What needs to be done — From the entries below, list each line with "منشور".

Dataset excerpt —
[Begin]
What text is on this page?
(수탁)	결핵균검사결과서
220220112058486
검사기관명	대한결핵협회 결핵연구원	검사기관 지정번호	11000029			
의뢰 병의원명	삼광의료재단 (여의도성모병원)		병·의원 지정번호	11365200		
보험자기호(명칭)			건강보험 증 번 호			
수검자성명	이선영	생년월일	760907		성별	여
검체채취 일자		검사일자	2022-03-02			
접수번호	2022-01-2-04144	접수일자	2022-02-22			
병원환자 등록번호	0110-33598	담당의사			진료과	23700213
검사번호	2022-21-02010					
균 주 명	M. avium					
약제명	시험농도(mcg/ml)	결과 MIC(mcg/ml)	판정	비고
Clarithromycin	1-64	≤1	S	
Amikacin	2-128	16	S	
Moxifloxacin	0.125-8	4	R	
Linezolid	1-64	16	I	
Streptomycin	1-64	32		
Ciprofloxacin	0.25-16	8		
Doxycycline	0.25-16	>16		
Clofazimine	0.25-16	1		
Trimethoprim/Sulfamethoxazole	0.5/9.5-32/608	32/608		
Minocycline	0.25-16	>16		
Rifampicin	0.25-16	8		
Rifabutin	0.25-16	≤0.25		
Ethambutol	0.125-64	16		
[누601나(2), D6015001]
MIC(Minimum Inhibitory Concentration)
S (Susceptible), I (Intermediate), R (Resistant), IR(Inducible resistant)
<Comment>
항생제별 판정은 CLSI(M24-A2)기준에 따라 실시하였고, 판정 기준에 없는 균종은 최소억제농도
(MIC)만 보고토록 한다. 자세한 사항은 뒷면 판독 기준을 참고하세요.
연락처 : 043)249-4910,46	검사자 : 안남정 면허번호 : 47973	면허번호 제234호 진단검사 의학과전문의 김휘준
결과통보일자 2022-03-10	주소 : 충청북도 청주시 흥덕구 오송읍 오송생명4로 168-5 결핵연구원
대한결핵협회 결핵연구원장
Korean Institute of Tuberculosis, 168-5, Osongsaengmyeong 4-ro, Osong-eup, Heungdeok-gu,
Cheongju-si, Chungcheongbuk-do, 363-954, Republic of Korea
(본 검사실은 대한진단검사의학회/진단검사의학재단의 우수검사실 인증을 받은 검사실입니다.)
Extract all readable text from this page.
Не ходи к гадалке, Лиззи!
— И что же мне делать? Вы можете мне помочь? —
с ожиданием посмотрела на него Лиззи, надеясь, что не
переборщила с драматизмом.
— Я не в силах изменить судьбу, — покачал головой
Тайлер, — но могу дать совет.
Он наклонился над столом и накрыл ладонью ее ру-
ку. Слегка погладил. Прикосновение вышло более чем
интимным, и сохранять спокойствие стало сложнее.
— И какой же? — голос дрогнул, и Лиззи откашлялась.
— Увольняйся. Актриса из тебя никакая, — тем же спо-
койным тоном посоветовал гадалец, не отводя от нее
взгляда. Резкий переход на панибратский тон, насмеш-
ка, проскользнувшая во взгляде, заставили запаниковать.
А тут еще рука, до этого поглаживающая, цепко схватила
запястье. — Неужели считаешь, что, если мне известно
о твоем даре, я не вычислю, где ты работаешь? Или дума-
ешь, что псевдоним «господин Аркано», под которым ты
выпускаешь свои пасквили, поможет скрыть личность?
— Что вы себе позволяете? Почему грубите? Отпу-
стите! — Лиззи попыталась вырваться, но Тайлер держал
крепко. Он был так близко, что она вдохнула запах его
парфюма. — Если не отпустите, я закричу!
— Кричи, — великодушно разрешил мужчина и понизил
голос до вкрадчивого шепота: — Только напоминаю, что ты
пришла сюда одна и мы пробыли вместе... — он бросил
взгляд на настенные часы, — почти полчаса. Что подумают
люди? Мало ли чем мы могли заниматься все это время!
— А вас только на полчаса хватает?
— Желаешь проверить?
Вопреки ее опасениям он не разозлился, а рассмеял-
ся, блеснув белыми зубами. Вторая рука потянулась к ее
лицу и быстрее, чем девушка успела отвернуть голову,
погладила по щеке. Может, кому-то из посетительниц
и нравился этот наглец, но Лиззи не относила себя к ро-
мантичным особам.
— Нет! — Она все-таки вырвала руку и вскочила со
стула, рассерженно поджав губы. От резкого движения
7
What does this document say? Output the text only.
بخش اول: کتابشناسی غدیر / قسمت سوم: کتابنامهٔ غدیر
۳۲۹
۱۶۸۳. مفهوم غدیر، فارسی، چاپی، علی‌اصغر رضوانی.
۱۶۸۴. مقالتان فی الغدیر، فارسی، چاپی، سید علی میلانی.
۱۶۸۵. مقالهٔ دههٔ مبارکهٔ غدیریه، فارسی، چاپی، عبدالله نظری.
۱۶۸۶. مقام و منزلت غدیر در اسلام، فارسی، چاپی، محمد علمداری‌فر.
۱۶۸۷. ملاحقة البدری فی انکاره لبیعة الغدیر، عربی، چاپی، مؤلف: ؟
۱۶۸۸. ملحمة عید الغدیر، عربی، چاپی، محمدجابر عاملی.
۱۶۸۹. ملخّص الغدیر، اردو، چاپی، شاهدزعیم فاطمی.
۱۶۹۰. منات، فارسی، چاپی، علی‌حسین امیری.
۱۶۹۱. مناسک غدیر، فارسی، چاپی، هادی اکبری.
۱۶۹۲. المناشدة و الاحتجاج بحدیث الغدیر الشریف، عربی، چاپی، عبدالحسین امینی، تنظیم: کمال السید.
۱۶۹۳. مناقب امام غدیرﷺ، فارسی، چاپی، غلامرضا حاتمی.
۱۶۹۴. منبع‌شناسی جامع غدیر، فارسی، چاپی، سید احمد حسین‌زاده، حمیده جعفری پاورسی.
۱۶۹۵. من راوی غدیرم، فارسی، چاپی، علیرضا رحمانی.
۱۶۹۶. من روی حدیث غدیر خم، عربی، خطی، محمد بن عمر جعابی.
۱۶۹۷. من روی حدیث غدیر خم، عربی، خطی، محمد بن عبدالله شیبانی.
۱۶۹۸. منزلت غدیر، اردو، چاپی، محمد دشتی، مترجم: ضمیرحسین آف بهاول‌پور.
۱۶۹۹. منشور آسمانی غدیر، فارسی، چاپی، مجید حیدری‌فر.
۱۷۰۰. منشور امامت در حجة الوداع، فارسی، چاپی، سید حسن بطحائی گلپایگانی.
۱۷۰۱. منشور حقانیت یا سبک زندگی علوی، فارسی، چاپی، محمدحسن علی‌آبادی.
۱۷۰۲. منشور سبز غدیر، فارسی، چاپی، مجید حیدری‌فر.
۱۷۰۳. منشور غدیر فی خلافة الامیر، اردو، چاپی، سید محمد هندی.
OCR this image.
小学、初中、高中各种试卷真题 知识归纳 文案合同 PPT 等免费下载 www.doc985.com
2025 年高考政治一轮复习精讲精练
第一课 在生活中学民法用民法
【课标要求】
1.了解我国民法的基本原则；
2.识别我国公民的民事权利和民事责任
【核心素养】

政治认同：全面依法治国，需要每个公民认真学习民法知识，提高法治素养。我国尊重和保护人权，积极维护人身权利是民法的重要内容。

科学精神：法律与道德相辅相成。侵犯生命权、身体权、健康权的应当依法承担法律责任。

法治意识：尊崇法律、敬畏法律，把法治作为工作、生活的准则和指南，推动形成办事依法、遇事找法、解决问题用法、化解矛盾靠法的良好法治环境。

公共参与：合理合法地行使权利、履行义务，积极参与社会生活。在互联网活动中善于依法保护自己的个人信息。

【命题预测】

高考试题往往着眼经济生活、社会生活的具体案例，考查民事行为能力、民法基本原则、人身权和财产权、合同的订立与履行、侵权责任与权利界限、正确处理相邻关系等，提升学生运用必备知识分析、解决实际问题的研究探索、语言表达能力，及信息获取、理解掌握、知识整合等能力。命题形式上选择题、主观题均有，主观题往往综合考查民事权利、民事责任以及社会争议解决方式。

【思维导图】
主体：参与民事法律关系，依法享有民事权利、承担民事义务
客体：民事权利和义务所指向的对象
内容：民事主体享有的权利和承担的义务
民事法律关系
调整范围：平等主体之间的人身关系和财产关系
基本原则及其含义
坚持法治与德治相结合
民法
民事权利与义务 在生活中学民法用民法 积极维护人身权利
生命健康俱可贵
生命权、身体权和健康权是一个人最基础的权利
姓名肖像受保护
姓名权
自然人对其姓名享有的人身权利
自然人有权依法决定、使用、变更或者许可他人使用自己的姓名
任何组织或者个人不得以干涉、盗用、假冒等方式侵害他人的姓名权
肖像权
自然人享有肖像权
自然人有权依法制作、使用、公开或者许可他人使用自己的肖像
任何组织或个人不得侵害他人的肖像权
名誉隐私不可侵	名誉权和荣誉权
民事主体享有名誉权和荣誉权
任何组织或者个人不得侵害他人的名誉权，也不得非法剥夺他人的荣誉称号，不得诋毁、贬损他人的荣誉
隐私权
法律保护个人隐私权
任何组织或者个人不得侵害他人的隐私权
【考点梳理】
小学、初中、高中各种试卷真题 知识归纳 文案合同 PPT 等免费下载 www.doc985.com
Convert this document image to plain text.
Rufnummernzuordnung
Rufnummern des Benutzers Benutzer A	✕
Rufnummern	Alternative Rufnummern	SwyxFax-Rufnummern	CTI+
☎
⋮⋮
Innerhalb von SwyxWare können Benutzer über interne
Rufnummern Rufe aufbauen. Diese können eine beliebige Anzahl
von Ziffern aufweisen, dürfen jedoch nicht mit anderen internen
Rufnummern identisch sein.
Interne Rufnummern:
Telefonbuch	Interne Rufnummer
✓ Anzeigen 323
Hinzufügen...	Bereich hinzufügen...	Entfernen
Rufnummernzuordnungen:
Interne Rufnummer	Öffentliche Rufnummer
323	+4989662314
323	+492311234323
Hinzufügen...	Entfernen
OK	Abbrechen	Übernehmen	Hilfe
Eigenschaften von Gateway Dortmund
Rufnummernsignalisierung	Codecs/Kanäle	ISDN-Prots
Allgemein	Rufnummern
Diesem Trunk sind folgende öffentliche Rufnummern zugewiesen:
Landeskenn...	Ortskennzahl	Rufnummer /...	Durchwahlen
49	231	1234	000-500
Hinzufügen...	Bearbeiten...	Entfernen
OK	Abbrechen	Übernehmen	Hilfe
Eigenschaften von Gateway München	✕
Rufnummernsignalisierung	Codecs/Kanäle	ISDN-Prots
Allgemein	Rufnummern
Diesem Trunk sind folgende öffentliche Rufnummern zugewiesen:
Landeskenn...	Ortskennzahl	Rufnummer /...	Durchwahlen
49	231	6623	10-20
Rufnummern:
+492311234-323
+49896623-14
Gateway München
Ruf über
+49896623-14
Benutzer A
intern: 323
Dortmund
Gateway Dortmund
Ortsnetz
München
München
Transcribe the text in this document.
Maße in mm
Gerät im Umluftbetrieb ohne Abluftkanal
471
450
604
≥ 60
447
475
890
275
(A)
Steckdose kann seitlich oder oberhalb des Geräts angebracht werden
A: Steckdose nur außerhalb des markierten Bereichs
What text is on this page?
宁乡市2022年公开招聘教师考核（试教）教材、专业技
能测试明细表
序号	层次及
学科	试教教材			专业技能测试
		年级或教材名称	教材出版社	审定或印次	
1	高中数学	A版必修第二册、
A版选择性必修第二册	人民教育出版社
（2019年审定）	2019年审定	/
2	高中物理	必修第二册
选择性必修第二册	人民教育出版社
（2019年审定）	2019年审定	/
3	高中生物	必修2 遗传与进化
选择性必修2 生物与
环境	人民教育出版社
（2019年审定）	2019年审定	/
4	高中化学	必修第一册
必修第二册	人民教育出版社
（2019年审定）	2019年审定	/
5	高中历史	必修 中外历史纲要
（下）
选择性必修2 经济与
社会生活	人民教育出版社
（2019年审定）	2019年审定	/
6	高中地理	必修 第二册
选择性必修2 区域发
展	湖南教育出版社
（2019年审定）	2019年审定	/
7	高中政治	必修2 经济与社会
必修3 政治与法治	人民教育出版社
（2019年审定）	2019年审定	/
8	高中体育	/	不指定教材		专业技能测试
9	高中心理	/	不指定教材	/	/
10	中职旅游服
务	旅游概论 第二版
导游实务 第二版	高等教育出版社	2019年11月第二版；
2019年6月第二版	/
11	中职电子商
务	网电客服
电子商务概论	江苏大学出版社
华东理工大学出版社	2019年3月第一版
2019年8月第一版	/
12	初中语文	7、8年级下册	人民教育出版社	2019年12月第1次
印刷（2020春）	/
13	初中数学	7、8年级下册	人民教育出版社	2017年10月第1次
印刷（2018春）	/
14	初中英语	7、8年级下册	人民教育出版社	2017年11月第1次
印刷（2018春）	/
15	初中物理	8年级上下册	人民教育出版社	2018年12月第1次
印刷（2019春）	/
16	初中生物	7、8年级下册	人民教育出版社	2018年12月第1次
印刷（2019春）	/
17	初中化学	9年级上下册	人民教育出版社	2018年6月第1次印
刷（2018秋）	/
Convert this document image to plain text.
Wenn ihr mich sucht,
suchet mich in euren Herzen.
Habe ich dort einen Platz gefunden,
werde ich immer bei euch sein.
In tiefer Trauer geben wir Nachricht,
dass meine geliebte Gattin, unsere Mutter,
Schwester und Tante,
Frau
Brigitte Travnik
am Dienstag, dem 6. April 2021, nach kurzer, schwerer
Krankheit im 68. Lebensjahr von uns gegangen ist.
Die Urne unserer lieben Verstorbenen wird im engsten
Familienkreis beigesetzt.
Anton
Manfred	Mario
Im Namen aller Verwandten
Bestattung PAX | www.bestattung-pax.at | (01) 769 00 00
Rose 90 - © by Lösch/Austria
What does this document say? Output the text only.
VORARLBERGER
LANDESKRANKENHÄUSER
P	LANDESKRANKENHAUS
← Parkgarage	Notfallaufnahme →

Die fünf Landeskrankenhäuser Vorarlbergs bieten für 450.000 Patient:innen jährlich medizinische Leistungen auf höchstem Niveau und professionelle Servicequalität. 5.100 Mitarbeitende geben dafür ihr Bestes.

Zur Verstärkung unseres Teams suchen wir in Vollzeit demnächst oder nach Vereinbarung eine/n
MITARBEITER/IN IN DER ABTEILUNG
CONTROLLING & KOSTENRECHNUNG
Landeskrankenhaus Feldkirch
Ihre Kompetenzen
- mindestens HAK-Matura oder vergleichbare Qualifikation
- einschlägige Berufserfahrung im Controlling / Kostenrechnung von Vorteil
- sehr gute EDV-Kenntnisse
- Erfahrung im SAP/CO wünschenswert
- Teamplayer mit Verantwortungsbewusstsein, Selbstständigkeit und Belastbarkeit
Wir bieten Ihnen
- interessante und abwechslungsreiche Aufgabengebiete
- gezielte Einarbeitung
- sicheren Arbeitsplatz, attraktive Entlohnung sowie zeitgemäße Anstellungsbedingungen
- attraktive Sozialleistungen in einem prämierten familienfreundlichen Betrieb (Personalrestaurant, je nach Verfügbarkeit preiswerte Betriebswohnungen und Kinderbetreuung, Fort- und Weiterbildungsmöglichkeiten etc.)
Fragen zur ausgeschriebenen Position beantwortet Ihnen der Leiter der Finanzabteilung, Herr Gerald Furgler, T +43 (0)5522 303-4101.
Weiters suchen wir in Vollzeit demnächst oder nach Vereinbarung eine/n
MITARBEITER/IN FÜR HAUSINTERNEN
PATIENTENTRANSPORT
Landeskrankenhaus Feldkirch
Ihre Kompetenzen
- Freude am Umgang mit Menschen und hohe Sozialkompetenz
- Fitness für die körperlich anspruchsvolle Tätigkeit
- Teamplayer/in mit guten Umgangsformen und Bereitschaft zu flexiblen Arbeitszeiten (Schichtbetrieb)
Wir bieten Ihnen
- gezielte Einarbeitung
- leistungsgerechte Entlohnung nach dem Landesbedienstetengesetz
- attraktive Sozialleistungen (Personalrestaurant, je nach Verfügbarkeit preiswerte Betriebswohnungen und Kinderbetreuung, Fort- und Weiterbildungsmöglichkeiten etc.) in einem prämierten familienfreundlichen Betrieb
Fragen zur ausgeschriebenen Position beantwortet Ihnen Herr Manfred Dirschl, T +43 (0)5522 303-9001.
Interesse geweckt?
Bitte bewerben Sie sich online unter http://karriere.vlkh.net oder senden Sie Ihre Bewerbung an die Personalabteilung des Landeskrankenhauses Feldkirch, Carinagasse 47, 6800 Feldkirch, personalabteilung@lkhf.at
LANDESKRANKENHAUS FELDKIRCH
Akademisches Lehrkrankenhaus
[End]
Result for this task —
۱۶۹۹. منشور آسمانی غدیر، فارسی، چاپی، مجید حیدری‌فر.
۱۷۰۰. منشور امامت در حجة الوداع، فارسی، چاپی، سید حسن بطحائی گلپایگانی.
۱۷۰۱. منشور حقانیت یا سبک زندگی علوی، فارسی، چاپی، محمدحسن علی‌آبادی.
۱۷۰۲. منشور سبز غدیر، فارسی، چاپی، مجید حیدری‌فر.
۱۷۰۳. منشور غدیر فی خلافة الامیر، اردو، چاپی، سید محمد هندی.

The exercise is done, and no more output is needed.